(Directions): In this exercise, return the whole listing exactly, excluding any images.

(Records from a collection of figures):
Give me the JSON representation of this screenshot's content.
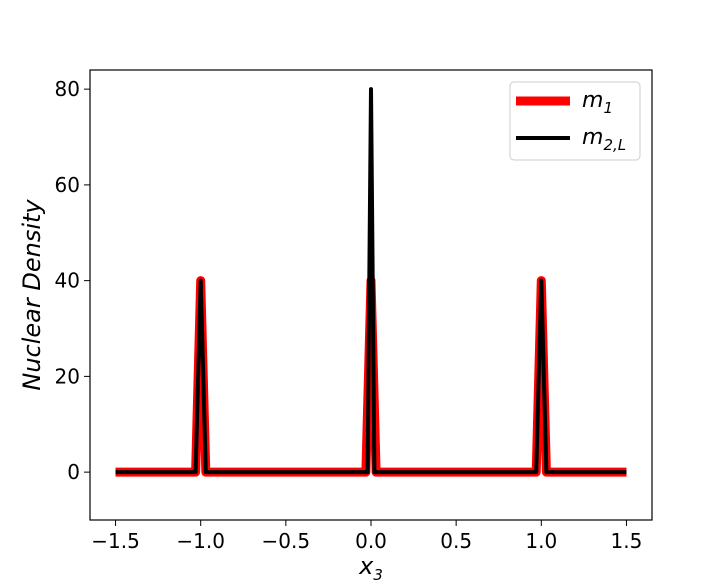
{
  "chart_data": {
    "type": "line",
    "title": "",
    "xlabel": "x",
    "xlabel_sub": "3",
    "ylabel": "Nuclear Density",
    "xlim": [
      -1.65,
      1.65
    ],
    "ylim": [
      -10,
      84
    ],
    "xticks": [
      -1.5,
      -1.0,
      -0.5,
      0.0,
      0.5,
      1.0,
      1.5
    ],
    "xtick_labels": [
      "−1.5",
      "−1.0",
      "−0.5",
      "0.0",
      "0.5",
      "1.0",
      "1.5"
    ],
    "yticks": [
      0,
      20,
      40,
      60,
      80
    ],
    "ytick_labels": [
      "0",
      "20",
      "40",
      "60",
      "80"
    ],
    "grid": false,
    "legend_position": "top-right",
    "series": [
      {
        "name": "m",
        "name_sub": "1",
        "color": "#ff0000",
        "x": [
          -1.5,
          -1.03,
          -1.0,
          -0.97,
          -0.03,
          0.0,
          0.03,
          0.97,
          1.0,
          1.03,
          1.5
        ],
        "y": [
          0,
          0,
          40,
          0,
          0,
          40,
          0,
          0,
          40,
          0,
          0
        ]
      },
      {
        "name": "m",
        "name_sub": "2,L",
        "color": "#000000",
        "x": [
          -1.5,
          -1.03,
          -1.0,
          -0.97,
          -0.02,
          0.0,
          0.02,
          0.97,
          1.0,
          1.03,
          1.5
        ],
        "y": [
          0,
          0,
          40,
          0,
          0,
          80,
          0,
          0,
          40,
          0,
          0
        ]
      }
    ]
  }
}
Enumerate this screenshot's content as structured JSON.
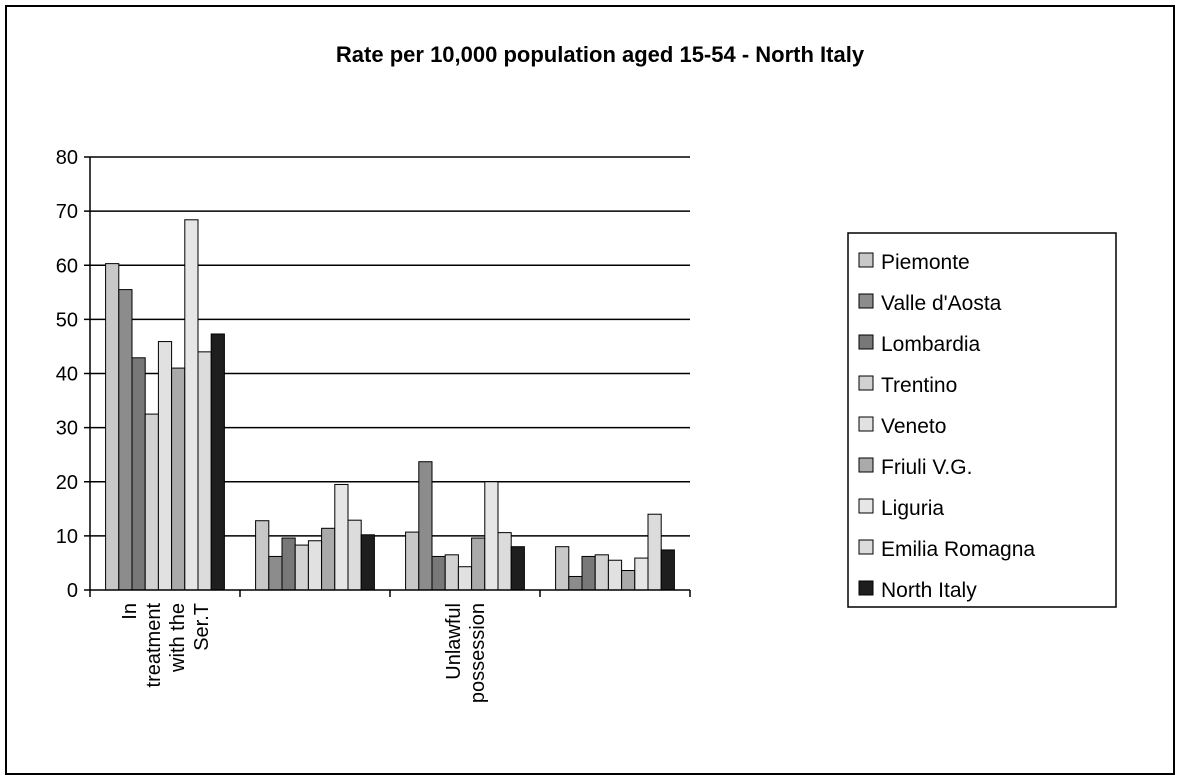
{
  "chart_data": {
    "type": "bar",
    "title": "Rate per 10,000 population aged 15-54 - North Italy",
    "xlabel": "",
    "ylabel": "",
    "ylim": [
      0,
      80
    ],
    "yticks": [
      0,
      10,
      20,
      30,
      40,
      50,
      60,
      70,
      80
    ],
    "grid": true,
    "legend_position": "right",
    "categories": [
      [
        "In",
        "treatment",
        "with the",
        "Ser.T"
      ],
      [],
      [
        "Unlawful",
        "possession"
      ],
      []
    ],
    "series": [
      {
        "name": "Piemonte",
        "color": "#c8c8c8",
        "values": [
          60.3,
          12.8,
          10.7,
          8.0
        ]
      },
      {
        "name": "Valle d'Aosta",
        "color": "#8c8c8c",
        "values": [
          55.5,
          6.2,
          23.7,
          2.5
        ]
      },
      {
        "name": "Lombardia",
        "color": "#787878",
        "values": [
          42.9,
          9.6,
          6.2,
          6.2
        ]
      },
      {
        "name": "Trentino",
        "color": "#d2d2d2",
        "values": [
          32.5,
          8.3,
          6.5,
          6.5
        ]
      },
      {
        "name": "Veneto",
        "color": "#e1e1e1",
        "values": [
          45.9,
          9.1,
          4.3,
          5.5
        ]
      },
      {
        "name": "Friuli V.G.",
        "color": "#aaaaaa",
        "values": [
          41.0,
          11.4,
          9.6,
          3.6
        ]
      },
      {
        "name": "Liguria",
        "color": "#e6e6e6",
        "values": [
          68.4,
          19.5,
          20.0,
          5.9
        ]
      },
      {
        "name": "Emilia Romagna",
        "color": "#dcdcdc",
        "values": [
          44.0,
          12.9,
          10.6,
          14.0
        ]
      },
      {
        "name": "North Italy",
        "color": "#1e1e1e",
        "values": [
          47.3,
          10.2,
          8.0,
          7.4
        ]
      }
    ]
  }
}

(Expected answer):
Give me the JSON representation of this screenshot's content.
{
  "chart_data": {
    "type": "line",
    "title": "",
    "xlabel": "x",
    "xlabel_sub": "3",
    "ylabel": "Nuclear Density",
    "xlim": [
      -1.65,
      1.65
    ],
    "ylim": [
      -10,
      84
    ],
    "xticks": [
      -1.5,
      -1.0,
      -0.5,
      0.0,
      0.5,
      1.0,
      1.5
    ],
    "xtick_labels": [
      "−1.5",
      "−1.0",
      "−0.5",
      "0.0",
      "0.5",
      "1.0",
      "1.5"
    ],
    "yticks": [
      0,
      20,
      40,
      60,
      80
    ],
    "ytick_labels": [
      "0",
      "20",
      "40",
      "60",
      "80"
    ],
    "grid": false,
    "legend_position": "top-right",
    "series": [
      {
        "name": "m",
        "name_sub": "1",
        "color": "#ff0000",
        "x": [
          -1.5,
          -1.03,
          -1.0,
          -0.97,
          -0.03,
          0.0,
          0.03,
          0.97,
          1.0,
          1.03,
          1.5
        ],
        "y": [
          0,
          0,
          40,
          0,
          0,
          40,
          0,
          0,
          40,
          0,
          0
        ]
      },
      {
        "name": "m",
        "name_sub": "2,L",
        "color": "#000000",
        "x": [
          -1.5,
          -1.03,
          -1.0,
          -0.97,
          -0.02,
          0.0,
          0.02,
          0.97,
          1.0,
          1.03,
          1.5
        ],
        "y": [
          0,
          0,
          40,
          0,
          0,
          80,
          0,
          0,
          40,
          0,
          0
        ]
      }
    ]
  }
}
Enumerate this screenshot's content as structured JSON.
{
  "chart_data": {
    "type": "bar",
    "title": "Rate per 10,000 population aged 15-54 - North Italy",
    "xlabel": "",
    "ylabel": "",
    "ylim": [
      0,
      80
    ],
    "yticks": [
      0,
      10,
      20,
      30,
      40,
      50,
      60,
      70,
      80
    ],
    "grid": true,
    "legend_position": "right",
    "categories": [
      [
        "In",
        "treatment",
        "with the",
        "Ser.T"
      ],
      [],
      [
        "Unlawful",
        "possession"
      ],
      []
    ],
    "series": [
      {
        "name": "Piemonte",
        "color": "#c8c8c8",
        "values": [
          60.3,
          12.8,
          10.7,
          8.0
        ]
      },
      {
        "name": "Valle d'Aosta",
        "color": "#8c8c8c",
        "values": [
          55.5,
          6.2,
          23.7,
          2.5
        ]
      },
      {
        "name": "Lombardia",
        "color": "#787878",
        "values": [
          42.9,
          9.6,
          6.2,
          6.2
        ]
      },
      {
        "name": "Trentino",
        "color": "#d2d2d2",
        "values": [
          32.5,
          8.3,
          6.5,
          6.5
        ]
      },
      {
        "name": "Veneto",
        "color": "#e1e1e1",
        "values": [
          45.9,
          9.1,
          4.3,
          5.5
        ]
      },
      {
        "name": "Friuli V.G.",
        "color": "#aaaaaa",
        "values": [
          41.0,
          11.4,
          9.6,
          3.6
        ]
      },
      {
        "name": "Liguria",
        "color": "#e6e6e6",
        "values": [
          68.4,
          19.5,
          20.0,
          5.9
        ]
      },
      {
        "name": "Emilia Romagna",
        "color": "#dcdcdc",
        "values": [
          44.0,
          12.9,
          10.6,
          14.0
        ]
      },
      {
        "name": "North Italy",
        "color": "#1e1e1e",
        "values": [
          47.3,
          10.2,
          8.0,
          7.4
        ]
      }
    ]
  }
}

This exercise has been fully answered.